## Listing
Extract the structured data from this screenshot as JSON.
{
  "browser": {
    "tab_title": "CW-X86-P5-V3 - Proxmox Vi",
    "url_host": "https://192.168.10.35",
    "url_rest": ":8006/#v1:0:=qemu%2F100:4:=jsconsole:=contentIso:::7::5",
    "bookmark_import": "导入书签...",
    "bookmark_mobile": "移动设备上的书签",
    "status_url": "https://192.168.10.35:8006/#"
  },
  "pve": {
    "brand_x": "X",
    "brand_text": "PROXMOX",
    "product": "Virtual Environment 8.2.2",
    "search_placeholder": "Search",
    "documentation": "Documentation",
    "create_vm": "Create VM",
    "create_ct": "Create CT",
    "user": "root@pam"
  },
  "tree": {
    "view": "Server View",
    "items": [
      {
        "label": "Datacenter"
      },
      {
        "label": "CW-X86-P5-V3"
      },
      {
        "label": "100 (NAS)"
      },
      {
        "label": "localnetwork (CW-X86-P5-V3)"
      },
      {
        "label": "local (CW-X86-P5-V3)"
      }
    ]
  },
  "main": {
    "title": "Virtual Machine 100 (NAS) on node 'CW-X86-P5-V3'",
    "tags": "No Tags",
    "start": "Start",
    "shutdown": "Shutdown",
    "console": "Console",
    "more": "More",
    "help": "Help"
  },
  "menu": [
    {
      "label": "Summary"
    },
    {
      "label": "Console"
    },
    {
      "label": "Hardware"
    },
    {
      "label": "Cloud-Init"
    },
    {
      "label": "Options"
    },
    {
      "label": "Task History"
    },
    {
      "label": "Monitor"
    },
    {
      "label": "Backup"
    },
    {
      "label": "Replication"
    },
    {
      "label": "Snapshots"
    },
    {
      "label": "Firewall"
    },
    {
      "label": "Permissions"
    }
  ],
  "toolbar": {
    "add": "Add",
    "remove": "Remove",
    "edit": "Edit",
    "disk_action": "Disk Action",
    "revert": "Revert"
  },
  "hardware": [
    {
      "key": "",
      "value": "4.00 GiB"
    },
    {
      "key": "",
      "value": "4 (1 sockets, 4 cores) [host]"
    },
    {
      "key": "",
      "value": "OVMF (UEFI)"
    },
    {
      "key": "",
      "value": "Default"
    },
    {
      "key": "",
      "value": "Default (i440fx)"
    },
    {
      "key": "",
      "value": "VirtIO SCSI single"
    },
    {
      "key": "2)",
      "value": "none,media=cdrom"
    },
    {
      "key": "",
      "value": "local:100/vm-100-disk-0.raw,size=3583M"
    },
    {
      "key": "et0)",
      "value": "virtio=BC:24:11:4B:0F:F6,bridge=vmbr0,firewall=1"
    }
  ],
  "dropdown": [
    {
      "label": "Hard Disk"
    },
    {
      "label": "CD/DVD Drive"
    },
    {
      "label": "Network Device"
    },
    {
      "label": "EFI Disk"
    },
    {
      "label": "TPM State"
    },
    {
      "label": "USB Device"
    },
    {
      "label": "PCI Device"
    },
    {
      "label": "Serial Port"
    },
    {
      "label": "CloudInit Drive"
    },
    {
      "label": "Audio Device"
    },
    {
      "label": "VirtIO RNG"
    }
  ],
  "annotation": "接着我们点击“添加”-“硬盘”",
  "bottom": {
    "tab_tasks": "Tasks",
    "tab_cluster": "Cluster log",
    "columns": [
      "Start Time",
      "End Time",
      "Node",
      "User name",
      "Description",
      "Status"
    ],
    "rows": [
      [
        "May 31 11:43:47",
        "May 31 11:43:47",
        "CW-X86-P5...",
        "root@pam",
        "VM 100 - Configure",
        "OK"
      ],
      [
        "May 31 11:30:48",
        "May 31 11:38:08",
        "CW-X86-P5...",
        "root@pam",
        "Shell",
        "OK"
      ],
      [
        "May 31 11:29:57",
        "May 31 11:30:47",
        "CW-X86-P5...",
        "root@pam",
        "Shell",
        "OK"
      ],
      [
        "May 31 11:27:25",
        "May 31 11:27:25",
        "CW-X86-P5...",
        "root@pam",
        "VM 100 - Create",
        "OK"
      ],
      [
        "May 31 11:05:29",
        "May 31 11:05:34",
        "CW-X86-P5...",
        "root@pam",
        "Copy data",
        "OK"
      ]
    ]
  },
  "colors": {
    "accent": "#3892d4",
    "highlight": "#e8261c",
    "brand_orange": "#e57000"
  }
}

## Stated goal
Whichever lines contain the string "Default", select and copy them.

## Task result
      "value": "Default"
      "value": "Default (i440fx)"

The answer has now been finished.